──────── EXTRACTED MATERIAL
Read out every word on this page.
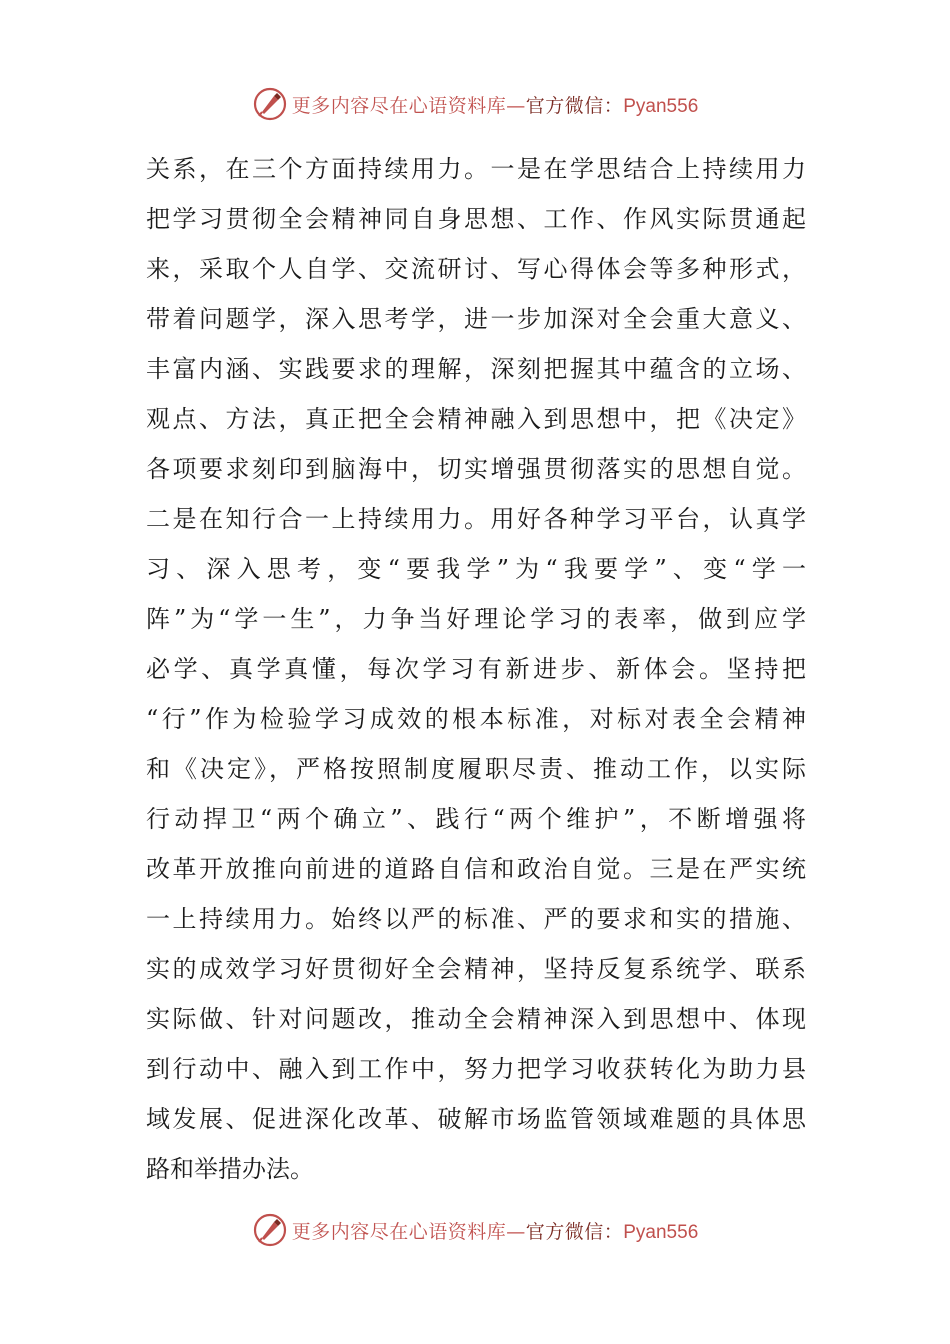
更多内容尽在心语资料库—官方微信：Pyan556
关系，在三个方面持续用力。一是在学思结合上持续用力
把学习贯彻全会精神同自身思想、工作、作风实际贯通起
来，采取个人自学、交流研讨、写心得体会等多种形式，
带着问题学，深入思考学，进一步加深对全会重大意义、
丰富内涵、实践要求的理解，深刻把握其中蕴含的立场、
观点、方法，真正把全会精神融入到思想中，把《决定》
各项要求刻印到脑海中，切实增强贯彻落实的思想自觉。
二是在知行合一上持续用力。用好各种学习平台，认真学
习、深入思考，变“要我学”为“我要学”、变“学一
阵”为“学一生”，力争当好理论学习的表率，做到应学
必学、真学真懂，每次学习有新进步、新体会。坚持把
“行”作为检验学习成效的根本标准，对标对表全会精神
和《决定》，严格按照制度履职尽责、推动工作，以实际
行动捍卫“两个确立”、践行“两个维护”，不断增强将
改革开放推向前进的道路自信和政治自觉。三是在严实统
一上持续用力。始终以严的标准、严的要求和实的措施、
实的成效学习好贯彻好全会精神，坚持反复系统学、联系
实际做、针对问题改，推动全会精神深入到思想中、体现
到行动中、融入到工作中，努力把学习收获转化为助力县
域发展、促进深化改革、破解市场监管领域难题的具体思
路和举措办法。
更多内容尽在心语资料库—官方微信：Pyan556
────────────────
──────── EXTRACTED MATERIAL
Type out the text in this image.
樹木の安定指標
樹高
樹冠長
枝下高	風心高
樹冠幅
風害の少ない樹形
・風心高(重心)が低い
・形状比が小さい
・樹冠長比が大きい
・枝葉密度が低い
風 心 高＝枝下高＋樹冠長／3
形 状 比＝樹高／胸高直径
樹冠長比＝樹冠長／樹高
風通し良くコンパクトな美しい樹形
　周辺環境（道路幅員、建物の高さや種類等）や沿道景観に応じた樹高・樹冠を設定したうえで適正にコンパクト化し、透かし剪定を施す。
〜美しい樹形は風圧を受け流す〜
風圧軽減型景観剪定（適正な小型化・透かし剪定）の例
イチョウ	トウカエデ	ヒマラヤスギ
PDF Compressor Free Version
────────────────
**DIRECTIONS:** Each line of the material above either contains the word "this" or does not; state how many do, and nothing else.

**REPLY:** 2